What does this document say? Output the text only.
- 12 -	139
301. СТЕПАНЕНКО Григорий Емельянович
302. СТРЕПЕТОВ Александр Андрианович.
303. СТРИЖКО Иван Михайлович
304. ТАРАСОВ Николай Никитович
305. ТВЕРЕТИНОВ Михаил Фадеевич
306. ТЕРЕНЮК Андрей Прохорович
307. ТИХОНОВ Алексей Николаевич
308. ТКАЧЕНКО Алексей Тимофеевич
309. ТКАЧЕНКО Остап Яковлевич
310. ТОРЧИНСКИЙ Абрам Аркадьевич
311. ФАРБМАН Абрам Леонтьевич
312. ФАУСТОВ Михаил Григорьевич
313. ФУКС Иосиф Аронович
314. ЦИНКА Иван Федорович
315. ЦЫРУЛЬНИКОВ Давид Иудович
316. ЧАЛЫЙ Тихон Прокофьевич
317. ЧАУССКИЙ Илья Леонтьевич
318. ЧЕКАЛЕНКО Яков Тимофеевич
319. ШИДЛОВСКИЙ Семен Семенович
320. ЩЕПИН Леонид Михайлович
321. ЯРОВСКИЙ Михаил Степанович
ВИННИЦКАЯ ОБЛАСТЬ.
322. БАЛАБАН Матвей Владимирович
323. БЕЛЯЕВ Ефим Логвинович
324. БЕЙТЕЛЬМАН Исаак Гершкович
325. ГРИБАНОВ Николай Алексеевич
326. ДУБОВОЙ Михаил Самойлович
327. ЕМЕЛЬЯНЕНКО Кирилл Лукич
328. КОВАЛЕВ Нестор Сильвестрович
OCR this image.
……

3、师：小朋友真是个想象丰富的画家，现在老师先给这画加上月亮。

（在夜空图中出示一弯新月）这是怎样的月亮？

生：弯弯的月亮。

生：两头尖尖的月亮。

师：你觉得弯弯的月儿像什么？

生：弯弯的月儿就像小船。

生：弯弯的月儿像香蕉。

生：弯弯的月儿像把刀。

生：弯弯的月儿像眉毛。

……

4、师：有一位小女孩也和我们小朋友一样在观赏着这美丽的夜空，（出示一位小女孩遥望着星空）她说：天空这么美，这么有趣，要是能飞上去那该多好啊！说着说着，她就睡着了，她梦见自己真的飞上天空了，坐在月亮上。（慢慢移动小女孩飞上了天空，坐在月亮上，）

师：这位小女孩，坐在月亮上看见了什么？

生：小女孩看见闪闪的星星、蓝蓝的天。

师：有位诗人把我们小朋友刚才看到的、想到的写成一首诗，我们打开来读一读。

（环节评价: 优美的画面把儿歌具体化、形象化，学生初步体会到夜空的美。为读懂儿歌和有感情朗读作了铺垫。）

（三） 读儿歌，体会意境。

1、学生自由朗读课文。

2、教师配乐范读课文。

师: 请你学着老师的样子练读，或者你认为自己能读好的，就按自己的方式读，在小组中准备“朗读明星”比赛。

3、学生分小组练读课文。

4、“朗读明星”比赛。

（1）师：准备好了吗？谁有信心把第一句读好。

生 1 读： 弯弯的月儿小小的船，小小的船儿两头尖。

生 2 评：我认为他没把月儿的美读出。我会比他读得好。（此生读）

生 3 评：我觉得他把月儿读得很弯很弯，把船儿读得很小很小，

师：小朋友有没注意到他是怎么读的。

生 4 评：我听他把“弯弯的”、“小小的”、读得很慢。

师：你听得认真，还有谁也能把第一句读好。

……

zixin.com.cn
----------------
## Goal
Output the entries exactly.

## Answer to the exercise
What does this document say? Output the text only.
- 12 -	139
301. СТЕПАНЕНКО Григорий Емельянович
302. СТРЕПЕТОВ Александр Андрианович.
303. СТРИЖКО Иван Михайлович
304. ТАРАСОВ Николай Никитович
305. ТВЕРЕТИНОВ Михаил Фадеевич
306. ТЕРЕНЮК Андрей Прохорович
307. ТИХОНОВ Алексей Николаевич
308. ТКАЧЕНКО Алексей Тимофеевич
309. ТКАЧЕНКО Остап Яковлевич
310. ТОРЧИНСКИЙ Абрам Аркадьевич
311. ФАРБМАН Абрам Леонтьевич
312. ФАУСТОВ Михаил Григорьевич
313. ФУКС Иосиф Аронович
314. ЦИНКА Иван Федорович
315. ЦЫРУЛЬНИКОВ Давид Иудович
316. ЧАЛЫЙ Тихон Прокофьевич
317. ЧАУССКИЙ Илья Леонтьевич
318. ЧЕКАЛЕНКО Яков Тимофеевич
319. ШИДЛОВСКИЙ Семен Семенович
320. ЩЕПИН Леонид Михайлович
321. ЯРОВСКИЙ Михаил Степанович
ВИННИЦКАЯ ОБЛАСТЬ.
322. БАЛАБАН Матвей Владимирович
323. БЕЛЯЕВ Ефим Логвинович
324. БЕЙТЕЛЬМАН Исаак Гершкович
325. ГРИБАНОВ Николай Алексеевич
326. ДУБОВОЙ Михаил Самойлович
327. ЕМЕЛЬЯНЕНКО Кирилл Лукич
328. КОВАЛЕВ Нестор Сильвестрович
OCR this image.
……

3、师：小朋友真是个想象丰富的画家，现在老师先给这画加上月亮。

（在夜空图中出示一弯新月）这是怎样的月亮？

生：弯弯的月亮。

生：两头尖尖的月亮。

师：你觉得弯弯的月儿像什么？

生：弯弯的月儿就像小船。

生：弯弯的月儿像香蕉。

生：弯弯的月儿像把刀。

生：弯弯的月儿像眉毛。

……

4、师：有一位小女孩也和我们小朋友一样在观赏着这美丽的夜空，（出示一位小女孩遥望着星空）她说：天空这么美，这么有趣，要是能飞上去那该多好啊！说着说着，她就睡着了，她梦见自己真的飞上天空了，坐在月亮上。（慢慢移动小女孩飞上了天空，坐在月亮上，）

师：这位小女孩，坐在月亮上看见了什么？

生：小女孩看见闪闪的星星、蓝蓝的天。

师：有位诗人把我们小朋友刚才看到的、想到的写成一首诗，我们打开来读一读。

（环节评价: 优美的画面把儿歌具体化、形象化，学生初步体会到夜空的美。为读懂儿歌和有感情朗读作了铺垫。）

（三） 读儿歌，体会意境。

1、学生自由朗读课文。

2、教师配乐范读课文。

师: 请你学着老师的样子练读，或者你认为自己能读好的，就按自己的方式读，在小组中准备“朗读明星”比赛。

3、学生分小组练读课文。

4、“朗读明星”比赛。

（1）师：准备好了吗？谁有信心把第一句读好。

生 1 读： 弯弯的月儿小小的船，小小的船儿两头尖。

生 2 评：我认为他没把月儿的美读出。我会比他读得好。（此生读）

生 3 评：我觉得他把月儿读得很弯很弯，把船儿读得很小很小，

师：小朋友有没注意到他是怎么读的。

生 4 评：我听他把“弯弯的”、“小小的”、读得很慢。

师：你听得认真，还有谁也能把第一句读好。

……

zixin.com.cn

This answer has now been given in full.